◆ **Texte à lire**
----

15 mai 2023

Aucune raison pour des pourparlers de paix...


De plus en plus, on entend en Occident des voix hésitantes suggérant que des pourparlers de paix dans l'ancienne Ukraine pourraient être une bonne idée, indiquant que certaines personnes pourraient enfin avoir dépassé le stade du déni et de la colère, et approchent maintenant de l'étape du marchandage. Comme pour les étapes précédentes, cela repose sur une incompréhension très profonde de l'état actuel des choses. Ce n'est pas si difficile que ça à expliquer à ceux qui sont enfin prêts à assimiler de nouvelles informations, et je vais donc essayer.


1. L'idée de pourparlers de paix présuppose un certain niveau de confiance entre les deux parties. Dans notre cas, la confiance a disparu, parce que l'Occident a désormais rompu tous ses engagements. Lorsque la Russie a permis à l'Allemagne de se réunifier, elle a accepté au pied de la lettre la promesse que l'OTAN ne s'étendrait pas vers l'Est ; et puis l'OTAN a fait tout le contraire, jusqu'aux frontières de la Scandinavie et dans les pays baltes, et continue de rêver d'absorber ce qui reste de l'Ukraine. Au lieu de permettre aux insurgés de Donetsk de vaincre rapidement le régime de Kiev, installé par les États-Unis en 2014, la Russie a accepté les accords de Minsk, que le régime de Kiev a complètement ignorés, puis les dirigeants allemand et français, qui ont signé les accords, ont admis qu'ils étaient de simples tactiques dilatoires utilisées pour gagner du temps afin d'armer et entraîner la partie ukrainienne. Et laissons tomber, par souci de brièveté, les nombreuses promesses non tenues par les États-Unis. Tout cela a donné à la Russie une raison de l'étiqueter comme incapable de conclure un accord et de s'y tenir. L'UE et l'ONU sont également indignes de confiance. Prenons l'accord sur les céréales, par exemple. Cet accord impliquait une contrepartie : les exportations de céréales ukrainiennes seraient débloquées en échange de l'autorisation de certaines exportations russes. La Russie a respecté sa part de l'accord, mais le reste a été ignoré. Ainsi, les pourparlers seraient vains, car il ne peut y avoir d'accord de paix s'il n'y a pas de confiance, et il n'y a plus aucune confiance.

----

(Annotations des éléments de page)
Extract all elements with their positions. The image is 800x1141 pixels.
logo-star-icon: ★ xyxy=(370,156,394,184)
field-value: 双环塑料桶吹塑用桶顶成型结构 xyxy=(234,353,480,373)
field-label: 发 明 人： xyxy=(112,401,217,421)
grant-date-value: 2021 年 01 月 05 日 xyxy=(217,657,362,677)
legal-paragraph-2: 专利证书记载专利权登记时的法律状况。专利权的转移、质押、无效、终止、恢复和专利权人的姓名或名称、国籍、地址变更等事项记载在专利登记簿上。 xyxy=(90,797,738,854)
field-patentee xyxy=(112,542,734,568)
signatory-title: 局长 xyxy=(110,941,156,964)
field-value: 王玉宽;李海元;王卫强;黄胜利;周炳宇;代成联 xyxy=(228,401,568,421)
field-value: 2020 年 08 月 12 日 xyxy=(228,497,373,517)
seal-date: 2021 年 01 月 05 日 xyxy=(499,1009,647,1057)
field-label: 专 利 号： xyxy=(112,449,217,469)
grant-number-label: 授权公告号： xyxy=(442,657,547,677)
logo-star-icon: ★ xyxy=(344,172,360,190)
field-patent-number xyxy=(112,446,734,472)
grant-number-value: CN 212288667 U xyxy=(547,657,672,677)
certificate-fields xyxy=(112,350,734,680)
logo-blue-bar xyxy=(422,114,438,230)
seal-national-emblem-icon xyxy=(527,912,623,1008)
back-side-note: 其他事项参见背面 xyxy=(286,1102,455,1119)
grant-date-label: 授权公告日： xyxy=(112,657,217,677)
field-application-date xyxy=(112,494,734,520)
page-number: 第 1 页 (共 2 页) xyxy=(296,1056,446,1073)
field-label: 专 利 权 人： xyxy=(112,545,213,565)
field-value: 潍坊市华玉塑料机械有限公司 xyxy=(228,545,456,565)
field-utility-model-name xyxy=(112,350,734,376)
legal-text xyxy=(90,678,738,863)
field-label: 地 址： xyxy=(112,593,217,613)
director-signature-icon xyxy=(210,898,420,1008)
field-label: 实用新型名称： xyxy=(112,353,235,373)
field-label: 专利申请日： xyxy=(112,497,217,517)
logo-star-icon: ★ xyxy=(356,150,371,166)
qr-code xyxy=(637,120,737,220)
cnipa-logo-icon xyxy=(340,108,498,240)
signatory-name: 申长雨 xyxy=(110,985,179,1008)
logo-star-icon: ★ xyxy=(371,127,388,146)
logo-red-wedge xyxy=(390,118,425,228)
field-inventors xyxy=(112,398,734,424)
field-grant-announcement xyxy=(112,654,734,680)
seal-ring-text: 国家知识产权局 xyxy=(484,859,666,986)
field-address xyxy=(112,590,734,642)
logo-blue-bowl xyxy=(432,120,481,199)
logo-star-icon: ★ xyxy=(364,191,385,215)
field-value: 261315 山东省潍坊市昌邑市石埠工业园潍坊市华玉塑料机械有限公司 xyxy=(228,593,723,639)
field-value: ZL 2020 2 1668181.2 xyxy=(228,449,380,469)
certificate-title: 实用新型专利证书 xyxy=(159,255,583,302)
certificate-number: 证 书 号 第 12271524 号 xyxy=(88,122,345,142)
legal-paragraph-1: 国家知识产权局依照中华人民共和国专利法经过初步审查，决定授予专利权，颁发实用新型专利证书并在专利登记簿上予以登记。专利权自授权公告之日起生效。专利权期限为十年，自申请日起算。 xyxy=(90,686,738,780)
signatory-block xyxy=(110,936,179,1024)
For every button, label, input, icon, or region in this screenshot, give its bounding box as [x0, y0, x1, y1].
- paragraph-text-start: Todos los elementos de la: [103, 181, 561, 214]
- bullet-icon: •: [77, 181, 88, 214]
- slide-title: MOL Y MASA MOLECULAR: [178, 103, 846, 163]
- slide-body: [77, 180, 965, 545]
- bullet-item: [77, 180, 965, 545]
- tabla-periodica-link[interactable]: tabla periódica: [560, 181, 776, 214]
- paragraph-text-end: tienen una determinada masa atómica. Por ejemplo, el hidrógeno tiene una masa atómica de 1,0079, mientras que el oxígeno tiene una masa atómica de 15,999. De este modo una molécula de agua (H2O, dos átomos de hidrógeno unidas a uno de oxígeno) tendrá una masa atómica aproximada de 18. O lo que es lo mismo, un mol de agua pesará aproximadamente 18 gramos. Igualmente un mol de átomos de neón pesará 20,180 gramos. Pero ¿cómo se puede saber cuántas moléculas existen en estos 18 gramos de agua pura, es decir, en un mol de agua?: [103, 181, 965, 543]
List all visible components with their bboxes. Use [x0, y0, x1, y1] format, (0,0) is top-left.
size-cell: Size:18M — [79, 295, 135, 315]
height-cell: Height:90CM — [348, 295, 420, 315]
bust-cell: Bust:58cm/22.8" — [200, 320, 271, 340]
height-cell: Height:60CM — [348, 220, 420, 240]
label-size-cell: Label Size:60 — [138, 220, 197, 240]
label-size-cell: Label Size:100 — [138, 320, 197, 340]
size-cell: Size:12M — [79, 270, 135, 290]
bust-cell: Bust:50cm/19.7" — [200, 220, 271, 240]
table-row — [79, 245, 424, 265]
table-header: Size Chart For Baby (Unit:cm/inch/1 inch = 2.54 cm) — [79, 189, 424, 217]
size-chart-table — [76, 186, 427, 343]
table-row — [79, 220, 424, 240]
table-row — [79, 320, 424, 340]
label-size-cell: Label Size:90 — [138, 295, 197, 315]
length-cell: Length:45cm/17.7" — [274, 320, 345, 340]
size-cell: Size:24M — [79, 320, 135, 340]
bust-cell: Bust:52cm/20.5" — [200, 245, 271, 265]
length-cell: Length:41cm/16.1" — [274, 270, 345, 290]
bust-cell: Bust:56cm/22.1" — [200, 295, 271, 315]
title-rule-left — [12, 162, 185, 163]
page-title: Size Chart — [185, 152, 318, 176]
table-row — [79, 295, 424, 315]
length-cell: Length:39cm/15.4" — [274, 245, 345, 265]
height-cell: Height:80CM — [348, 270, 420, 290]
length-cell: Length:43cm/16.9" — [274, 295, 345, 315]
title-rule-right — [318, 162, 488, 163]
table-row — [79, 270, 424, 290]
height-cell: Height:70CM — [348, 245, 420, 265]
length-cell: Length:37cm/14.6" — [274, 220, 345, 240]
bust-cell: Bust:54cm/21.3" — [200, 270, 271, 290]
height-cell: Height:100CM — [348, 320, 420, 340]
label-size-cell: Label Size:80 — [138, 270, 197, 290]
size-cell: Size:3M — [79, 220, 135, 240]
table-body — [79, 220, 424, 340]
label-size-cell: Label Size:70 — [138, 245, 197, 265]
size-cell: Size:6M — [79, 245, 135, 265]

----

◆ **Exercice court**
Prolongez, s'il vous plaît, le texte sur les pourparlers de paix à partir de sa dernière phrase. Les enregistrements viennent d'une autre source que le texte sur les pourparlers de paix.

◆ **Réponse attendue**
2. L'idée de pourparlers de paix présuppose l'existence d'une guerre ; mais il n'y a pas de guerre. Il y a une opération militaire spéciale contre certains terroristes et criminels de guerre qui, pendant huit ans, ont bombardé la population civile russe, violé les droits des Russes de nombreuses manières, puis planifié un assaut général contre elle, que l'armée russe a déjoué. Il n'y a pas eu de déclaration de guerre ni de rupture des relations diplomatiques : l'ambassade d'Ukraine à Moscou est toujours ouverte, tout comme l'ambassade de Russie à Kiev. La Russie permet aux détenteurs de passeports ukrainiens d'entrer sans visa et un chemin simplifié vers la citoyenneté russe. Le point de vue russe est que les Russes et les Ukrainiens sont le même peuple avec les mêmes droits, mais que l'État ukrainien a perdu ses droits à la souveraineté en vertu du droit international, parce qu'il a violé les droits des personnes qui s'identifient comme russes, choisissent de parler russe et pratiquer leur religion dans les cathédrales et églises orthodoxes russes. L'opération militaire spéciale ne pourra être considérée comme terminée tant que tous les terroristes et criminels de guerre de l'ancienne Ukraine ne seront pas tués ou traduits en justice et que le territoire de l'ancienne Ukraine ne sera pas entièrement démilitarisé, et rien de tout cela n'est négociable.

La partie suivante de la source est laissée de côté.